* BEGIN *

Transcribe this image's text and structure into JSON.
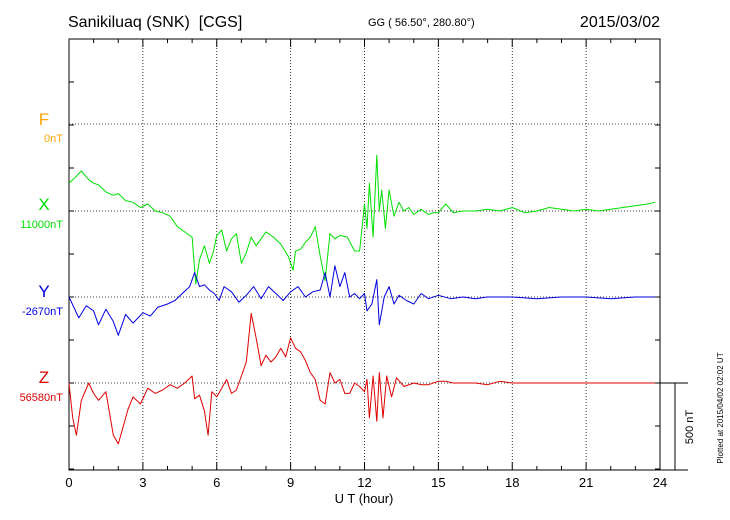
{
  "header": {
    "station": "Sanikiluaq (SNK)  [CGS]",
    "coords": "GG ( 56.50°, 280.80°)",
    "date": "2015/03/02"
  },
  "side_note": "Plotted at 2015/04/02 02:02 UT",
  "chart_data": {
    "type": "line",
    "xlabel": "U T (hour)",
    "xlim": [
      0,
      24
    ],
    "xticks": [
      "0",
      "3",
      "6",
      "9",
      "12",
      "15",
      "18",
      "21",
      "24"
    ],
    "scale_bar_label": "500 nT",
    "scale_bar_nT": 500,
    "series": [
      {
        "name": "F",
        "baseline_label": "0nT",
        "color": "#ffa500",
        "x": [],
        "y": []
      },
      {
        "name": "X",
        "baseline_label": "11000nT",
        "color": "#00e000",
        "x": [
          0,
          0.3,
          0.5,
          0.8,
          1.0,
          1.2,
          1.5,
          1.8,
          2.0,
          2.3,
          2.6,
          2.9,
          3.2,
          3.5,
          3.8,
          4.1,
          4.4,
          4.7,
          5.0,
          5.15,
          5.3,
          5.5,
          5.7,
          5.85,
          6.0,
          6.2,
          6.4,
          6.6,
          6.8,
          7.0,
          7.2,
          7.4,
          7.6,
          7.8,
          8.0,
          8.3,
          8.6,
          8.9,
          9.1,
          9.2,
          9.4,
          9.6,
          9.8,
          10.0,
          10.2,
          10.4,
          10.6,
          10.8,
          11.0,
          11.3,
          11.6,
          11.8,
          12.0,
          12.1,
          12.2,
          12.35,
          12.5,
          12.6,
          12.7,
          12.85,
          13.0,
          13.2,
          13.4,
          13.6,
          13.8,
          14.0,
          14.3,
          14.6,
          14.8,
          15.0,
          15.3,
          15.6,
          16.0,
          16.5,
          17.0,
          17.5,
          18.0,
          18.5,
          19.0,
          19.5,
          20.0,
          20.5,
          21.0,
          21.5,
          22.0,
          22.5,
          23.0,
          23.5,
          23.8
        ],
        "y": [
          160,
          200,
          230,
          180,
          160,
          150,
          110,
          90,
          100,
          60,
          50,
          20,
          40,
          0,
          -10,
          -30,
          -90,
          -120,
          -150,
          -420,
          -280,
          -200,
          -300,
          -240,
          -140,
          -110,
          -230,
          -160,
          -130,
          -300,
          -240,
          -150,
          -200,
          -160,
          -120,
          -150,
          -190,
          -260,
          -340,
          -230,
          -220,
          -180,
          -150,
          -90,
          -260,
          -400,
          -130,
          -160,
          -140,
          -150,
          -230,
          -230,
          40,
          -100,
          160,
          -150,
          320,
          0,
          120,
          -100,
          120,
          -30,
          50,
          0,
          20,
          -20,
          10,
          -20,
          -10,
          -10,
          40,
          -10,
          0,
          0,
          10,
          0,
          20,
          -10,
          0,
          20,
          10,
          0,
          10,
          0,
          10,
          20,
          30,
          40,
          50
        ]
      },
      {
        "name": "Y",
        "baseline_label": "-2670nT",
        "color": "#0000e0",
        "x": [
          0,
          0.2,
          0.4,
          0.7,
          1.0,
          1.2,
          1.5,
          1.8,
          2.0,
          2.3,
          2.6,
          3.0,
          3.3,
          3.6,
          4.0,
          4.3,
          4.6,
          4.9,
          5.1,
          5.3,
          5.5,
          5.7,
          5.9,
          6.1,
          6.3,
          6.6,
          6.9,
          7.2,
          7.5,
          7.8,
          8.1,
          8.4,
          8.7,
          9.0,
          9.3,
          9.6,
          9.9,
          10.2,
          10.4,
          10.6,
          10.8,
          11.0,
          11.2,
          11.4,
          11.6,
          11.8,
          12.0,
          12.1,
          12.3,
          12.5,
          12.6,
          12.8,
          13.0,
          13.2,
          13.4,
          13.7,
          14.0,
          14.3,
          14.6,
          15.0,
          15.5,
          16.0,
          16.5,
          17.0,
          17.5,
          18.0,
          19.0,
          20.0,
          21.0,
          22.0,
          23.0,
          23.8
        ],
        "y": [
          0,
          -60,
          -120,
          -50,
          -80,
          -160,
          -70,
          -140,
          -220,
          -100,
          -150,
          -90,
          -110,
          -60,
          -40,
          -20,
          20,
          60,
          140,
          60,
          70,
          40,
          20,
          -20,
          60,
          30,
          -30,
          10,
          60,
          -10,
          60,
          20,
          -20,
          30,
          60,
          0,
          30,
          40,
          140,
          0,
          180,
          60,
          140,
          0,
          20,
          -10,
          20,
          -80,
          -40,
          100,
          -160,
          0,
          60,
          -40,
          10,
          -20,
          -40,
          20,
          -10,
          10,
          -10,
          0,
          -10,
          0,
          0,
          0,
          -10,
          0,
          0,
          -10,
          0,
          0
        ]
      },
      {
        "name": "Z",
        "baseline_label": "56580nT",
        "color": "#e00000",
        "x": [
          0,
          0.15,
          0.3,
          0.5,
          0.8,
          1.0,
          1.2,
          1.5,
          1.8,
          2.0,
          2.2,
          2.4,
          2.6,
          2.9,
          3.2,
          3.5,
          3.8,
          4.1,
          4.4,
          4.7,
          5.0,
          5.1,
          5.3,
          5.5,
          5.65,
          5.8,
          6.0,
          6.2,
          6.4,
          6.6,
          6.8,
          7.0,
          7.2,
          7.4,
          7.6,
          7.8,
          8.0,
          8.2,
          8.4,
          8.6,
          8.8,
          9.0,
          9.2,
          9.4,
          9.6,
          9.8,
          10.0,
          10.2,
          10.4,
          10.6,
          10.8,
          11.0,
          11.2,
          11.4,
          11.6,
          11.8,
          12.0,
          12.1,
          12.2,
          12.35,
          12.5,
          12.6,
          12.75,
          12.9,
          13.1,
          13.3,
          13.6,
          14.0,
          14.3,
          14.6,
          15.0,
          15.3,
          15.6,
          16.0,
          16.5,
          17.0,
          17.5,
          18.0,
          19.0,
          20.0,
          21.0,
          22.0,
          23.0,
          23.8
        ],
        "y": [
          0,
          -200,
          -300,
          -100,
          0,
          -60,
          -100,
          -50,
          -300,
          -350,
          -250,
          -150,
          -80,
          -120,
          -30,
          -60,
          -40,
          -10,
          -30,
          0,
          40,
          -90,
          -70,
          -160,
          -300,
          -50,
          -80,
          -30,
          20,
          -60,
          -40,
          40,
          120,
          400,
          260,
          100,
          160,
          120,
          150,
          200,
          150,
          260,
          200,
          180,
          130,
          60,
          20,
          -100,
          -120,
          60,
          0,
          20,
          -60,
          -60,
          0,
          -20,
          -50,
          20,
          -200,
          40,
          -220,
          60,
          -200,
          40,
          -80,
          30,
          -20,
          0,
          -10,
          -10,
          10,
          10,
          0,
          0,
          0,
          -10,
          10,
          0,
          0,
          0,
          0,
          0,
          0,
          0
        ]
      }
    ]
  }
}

* END *

- DIRECTIONS -
Filter the listing above by the word "color"; copy each line that passes.

- RESULT FOR THIS EXERCISE -
        "color": "#ffa500",
        "color": "#00e000",
        "color": "#0000e0",
        "color": "#e00000",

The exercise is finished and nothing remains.